#### What to produce:
For the entries that follow, state how many lines include the word "phase", giving the number and nothing else.

#### Raw records:
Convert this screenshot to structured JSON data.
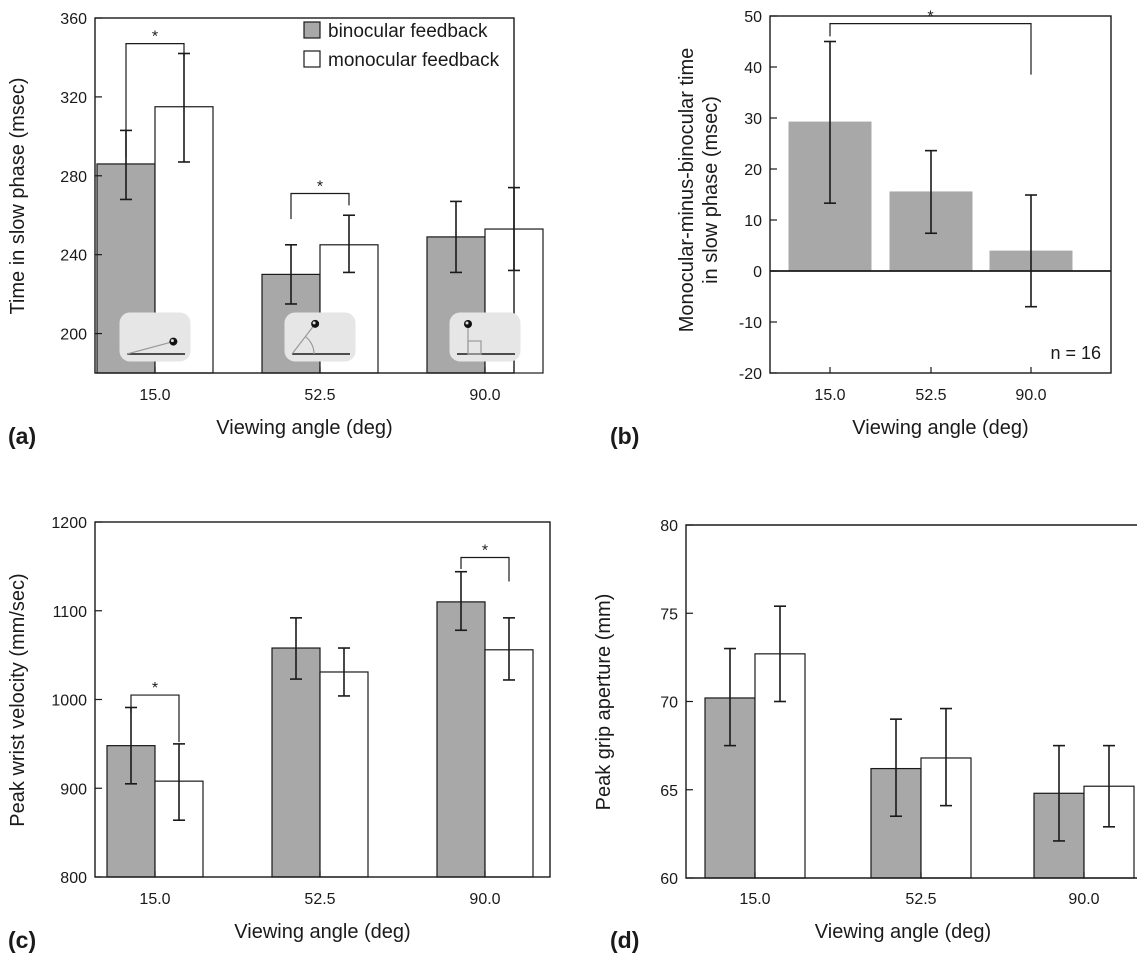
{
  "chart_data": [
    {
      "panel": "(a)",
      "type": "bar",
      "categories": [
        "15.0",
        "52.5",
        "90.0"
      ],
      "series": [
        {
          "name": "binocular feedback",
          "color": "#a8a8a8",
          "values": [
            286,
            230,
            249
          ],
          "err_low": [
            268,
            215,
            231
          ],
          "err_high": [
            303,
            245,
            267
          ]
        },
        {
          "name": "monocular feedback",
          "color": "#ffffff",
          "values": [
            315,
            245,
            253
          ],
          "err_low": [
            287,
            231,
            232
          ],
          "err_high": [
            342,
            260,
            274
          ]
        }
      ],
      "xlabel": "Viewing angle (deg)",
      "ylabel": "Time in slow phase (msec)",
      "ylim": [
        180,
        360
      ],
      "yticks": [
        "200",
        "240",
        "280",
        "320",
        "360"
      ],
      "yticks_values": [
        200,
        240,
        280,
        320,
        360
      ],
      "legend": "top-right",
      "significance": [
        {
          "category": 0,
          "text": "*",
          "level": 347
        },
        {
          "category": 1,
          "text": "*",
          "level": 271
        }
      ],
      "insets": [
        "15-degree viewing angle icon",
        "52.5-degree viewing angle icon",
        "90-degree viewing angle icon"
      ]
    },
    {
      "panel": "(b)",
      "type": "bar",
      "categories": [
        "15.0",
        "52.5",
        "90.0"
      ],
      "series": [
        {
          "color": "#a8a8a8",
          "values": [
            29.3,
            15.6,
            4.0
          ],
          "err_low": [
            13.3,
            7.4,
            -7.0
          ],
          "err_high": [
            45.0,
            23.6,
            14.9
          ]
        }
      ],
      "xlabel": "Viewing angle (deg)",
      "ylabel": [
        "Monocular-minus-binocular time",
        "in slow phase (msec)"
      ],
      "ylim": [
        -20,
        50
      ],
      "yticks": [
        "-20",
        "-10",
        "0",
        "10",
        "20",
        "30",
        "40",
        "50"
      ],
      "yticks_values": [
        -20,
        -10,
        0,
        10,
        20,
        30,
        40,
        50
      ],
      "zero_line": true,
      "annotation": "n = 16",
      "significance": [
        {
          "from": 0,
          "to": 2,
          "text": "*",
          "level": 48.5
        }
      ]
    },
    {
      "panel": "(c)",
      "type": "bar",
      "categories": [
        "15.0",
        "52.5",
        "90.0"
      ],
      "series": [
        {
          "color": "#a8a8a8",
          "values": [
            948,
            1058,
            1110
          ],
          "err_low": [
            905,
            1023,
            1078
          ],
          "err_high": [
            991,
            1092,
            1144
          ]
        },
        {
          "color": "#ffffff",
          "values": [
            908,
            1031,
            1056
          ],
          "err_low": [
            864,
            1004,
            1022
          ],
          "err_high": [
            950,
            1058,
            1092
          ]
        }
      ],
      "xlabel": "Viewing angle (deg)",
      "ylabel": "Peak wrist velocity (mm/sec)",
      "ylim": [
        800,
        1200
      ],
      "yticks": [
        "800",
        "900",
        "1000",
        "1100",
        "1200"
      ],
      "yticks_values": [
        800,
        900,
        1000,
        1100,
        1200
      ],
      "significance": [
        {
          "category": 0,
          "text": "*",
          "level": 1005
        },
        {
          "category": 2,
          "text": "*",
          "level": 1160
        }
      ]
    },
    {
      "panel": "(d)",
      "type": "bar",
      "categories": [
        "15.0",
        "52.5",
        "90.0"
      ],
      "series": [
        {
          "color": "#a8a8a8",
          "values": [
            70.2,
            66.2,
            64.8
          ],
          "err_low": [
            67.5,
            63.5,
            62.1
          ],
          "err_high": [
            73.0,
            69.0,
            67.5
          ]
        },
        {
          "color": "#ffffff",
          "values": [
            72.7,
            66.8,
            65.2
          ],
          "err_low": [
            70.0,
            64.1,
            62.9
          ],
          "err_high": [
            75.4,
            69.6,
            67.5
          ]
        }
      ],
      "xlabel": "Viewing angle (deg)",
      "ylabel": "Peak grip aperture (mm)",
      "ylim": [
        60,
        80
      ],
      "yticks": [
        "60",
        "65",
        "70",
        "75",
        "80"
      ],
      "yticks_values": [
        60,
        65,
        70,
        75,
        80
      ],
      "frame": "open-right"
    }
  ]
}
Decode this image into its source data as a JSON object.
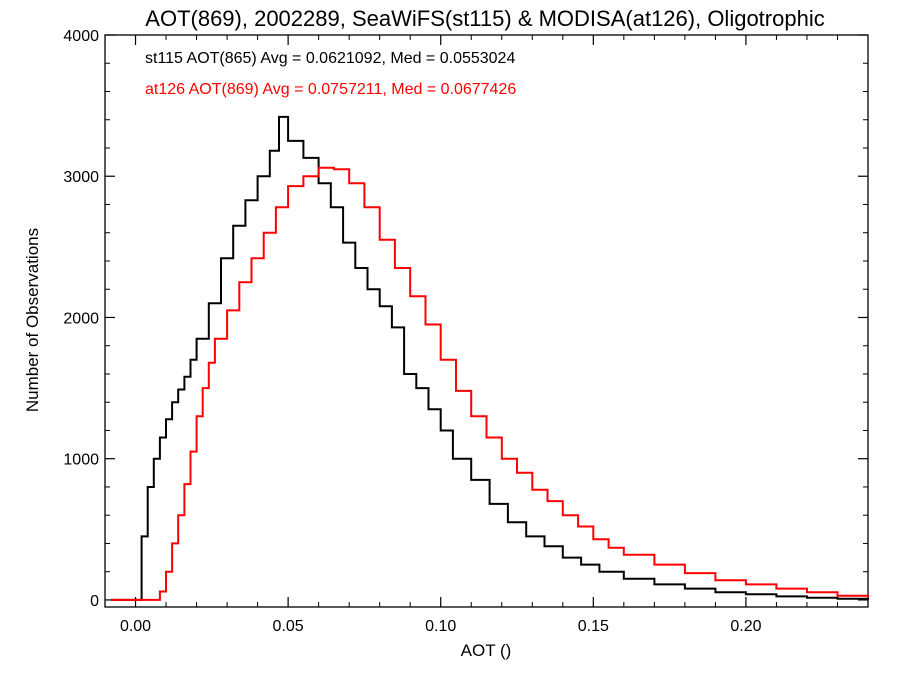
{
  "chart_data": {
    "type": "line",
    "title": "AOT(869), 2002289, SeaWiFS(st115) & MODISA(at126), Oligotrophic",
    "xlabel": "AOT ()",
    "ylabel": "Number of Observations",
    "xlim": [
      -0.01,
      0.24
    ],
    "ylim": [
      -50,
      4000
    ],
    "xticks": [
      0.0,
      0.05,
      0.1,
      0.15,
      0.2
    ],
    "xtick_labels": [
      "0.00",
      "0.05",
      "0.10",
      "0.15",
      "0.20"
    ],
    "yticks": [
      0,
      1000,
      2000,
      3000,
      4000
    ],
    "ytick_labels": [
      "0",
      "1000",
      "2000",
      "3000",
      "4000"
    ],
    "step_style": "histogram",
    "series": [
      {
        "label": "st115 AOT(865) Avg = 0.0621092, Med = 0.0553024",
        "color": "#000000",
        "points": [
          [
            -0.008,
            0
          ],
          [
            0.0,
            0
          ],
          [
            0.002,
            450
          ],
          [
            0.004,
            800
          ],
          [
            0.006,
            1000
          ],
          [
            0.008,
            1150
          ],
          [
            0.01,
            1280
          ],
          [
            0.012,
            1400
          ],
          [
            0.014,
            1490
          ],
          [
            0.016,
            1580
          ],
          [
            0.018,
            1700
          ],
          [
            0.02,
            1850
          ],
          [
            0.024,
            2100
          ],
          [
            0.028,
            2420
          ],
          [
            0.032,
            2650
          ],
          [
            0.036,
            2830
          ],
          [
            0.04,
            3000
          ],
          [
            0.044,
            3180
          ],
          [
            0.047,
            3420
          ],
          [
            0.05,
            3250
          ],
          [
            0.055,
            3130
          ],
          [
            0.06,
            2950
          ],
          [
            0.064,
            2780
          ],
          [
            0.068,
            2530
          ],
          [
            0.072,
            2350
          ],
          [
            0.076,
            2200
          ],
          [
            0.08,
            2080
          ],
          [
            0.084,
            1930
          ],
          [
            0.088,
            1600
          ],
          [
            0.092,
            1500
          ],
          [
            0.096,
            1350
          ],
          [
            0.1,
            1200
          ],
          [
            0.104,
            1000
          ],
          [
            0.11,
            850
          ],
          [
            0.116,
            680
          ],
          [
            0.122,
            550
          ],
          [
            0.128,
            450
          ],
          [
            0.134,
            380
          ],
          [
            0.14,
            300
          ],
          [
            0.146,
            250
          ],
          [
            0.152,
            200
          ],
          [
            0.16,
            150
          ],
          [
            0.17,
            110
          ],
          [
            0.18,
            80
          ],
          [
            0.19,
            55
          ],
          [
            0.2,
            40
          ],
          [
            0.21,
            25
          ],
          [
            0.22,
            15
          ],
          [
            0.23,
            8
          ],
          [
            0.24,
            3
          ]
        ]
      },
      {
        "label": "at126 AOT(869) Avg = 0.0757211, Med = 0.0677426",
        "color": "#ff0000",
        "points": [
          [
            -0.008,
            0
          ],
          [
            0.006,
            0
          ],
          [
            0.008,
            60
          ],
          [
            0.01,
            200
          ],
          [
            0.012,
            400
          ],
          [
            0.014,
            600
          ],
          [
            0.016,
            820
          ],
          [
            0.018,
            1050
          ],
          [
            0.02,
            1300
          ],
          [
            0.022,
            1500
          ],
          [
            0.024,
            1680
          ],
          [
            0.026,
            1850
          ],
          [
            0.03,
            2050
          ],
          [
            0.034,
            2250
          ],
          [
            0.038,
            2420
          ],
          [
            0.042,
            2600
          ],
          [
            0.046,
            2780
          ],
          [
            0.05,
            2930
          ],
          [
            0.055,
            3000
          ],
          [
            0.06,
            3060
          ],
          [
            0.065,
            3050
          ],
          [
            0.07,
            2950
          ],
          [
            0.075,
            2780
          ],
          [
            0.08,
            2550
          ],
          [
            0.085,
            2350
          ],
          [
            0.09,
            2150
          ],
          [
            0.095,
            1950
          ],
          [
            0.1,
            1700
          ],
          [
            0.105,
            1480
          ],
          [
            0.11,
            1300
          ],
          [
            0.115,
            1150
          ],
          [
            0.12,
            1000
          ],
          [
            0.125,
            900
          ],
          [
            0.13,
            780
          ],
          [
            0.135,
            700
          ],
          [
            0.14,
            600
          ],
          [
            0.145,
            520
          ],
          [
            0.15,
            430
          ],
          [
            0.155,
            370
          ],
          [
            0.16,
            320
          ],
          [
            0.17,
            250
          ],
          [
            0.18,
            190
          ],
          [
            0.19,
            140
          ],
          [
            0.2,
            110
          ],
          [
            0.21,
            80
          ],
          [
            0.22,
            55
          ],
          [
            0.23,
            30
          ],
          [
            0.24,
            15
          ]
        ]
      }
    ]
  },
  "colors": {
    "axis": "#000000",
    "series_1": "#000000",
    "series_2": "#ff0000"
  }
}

#### Output for this task:
2